— ЗАДАНИЯ К УПРАЖНЕНИЮ —
1. Выведите из фрагмента о социальном конфликте дословно всё, начиная со слов «Вполне очевидно, что» и вниз до слов «этического и политико-экономического.».
2. Определите, согласуются ли с фрагментом о социальном конфликте следующие утверждения. Для каждого ответьте «да» или «нет» и приведите точную цитату из фрагмента, которая это решает.
(a) Политико-экономический маргинализм выводил бы конфликт за формат переживаемого социальным субъектом.
(b) Проекции управления и власти в конфликте стремятся избежать эстетического оформления.
(c) Демонстрация перспективы в пространстве конфликта возможна без соотнесенности этического и политико-экономического.

Вполне очевидно, что проекции управления, власти и т.д. в конфликте стремятся к этизации и эстетическому оформлению. Политико-экономический маргинализм в конфликте означал бы утерю «антропологического», т.е. выводил бы конфликт за формат переживаемого социальным субъектом. В этой доминанте редуцирования конфликта к функциональным отношениям институций и субъектов невозможно достаточно эффективно выстроить политические механизмы и институты, внутриполитический дизайн социального конфликтного поля, поскольку они не будут восприниматься как жизненные, ибо лишаются этического переживания. В пространстве конфликта необходима демонстрация перспективы, невозможная без особой топологической соотнесенности взаимодействия этического и политико-экономического.

— ФРАГМЕНТЫ ДАННЫХ —
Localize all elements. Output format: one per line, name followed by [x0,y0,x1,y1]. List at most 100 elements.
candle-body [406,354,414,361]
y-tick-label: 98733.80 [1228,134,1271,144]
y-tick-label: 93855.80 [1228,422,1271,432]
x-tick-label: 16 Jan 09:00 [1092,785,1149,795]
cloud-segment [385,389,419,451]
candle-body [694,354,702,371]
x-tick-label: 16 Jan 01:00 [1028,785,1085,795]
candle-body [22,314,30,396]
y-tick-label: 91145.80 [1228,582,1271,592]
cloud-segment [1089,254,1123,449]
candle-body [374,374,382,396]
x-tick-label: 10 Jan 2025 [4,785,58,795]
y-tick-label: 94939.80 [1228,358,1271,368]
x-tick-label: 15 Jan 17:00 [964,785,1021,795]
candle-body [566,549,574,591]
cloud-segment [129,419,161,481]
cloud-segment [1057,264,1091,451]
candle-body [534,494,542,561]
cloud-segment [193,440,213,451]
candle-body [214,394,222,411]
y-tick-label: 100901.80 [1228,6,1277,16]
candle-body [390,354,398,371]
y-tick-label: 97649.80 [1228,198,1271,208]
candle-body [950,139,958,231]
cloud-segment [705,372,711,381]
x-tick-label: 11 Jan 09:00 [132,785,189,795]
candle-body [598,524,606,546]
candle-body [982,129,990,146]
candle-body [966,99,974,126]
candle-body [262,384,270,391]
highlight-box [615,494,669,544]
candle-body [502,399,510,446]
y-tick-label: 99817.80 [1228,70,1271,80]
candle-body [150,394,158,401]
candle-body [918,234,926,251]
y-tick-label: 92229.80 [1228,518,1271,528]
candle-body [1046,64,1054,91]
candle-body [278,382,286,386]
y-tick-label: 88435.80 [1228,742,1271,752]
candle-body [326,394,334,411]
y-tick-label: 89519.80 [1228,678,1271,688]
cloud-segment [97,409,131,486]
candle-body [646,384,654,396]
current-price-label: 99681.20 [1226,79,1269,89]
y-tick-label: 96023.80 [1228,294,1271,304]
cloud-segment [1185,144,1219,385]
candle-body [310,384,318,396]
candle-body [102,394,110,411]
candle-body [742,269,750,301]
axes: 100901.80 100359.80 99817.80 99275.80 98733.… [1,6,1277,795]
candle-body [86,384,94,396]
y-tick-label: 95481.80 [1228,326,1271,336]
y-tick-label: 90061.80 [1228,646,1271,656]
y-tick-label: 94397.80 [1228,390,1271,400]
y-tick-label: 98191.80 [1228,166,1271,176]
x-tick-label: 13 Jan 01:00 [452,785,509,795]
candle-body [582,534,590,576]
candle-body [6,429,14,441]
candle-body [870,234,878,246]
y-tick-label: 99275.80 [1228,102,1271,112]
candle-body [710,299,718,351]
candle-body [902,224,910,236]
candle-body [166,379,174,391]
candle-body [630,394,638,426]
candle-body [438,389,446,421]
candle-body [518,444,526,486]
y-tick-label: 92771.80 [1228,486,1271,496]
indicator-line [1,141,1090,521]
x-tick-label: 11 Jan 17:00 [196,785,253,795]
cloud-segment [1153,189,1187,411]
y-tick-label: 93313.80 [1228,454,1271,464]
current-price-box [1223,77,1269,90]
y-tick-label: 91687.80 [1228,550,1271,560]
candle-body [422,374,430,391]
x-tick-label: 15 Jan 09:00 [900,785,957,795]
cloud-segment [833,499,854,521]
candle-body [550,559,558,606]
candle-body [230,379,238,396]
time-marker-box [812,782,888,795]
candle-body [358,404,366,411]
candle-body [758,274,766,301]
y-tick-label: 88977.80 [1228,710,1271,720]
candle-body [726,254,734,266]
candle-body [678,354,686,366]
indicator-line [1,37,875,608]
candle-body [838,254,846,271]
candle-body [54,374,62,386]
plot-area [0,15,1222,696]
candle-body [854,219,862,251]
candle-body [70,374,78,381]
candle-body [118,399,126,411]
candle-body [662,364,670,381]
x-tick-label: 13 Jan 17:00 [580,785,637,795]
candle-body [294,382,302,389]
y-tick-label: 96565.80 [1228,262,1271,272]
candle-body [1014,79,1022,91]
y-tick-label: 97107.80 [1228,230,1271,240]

— ОТВЕТЫ НИЖЕ —
1.
Вполне очевидно, что проекции управления, власти и т.д. в конфликте стремятся к этизации и эстетическому оформлению. Политико-экономический маргинализм в конфликте означал бы утерю «антропологического», т.е. выводил бы конфликт за формат переживаемого социальным субъектом. В этой доминанте редуцирования конфликта к функциональным отношениям институций и субъектов невозможно достаточно эффективно выстроить политические механизмы и институты, внутриполитический дизайн социального конфликтного поля, поскольку они не будут восприниматься как жизненные, ибо лишаются этического переживания. В пространстве конфликта необходима демонстрация перспективы, невозможная без особой топологической соотнесенности взаимодействия этического и политико-экономического.

2.
(a) Да: «выводил бы конфликт за формат переживаемого социальным субъектом».
(b) Нет: «стремятся к этизации и эстетическому оформлению».
(c) Нет: «невозможная без особой топологической соотнесенности взаимодействия этического и политико-экономического».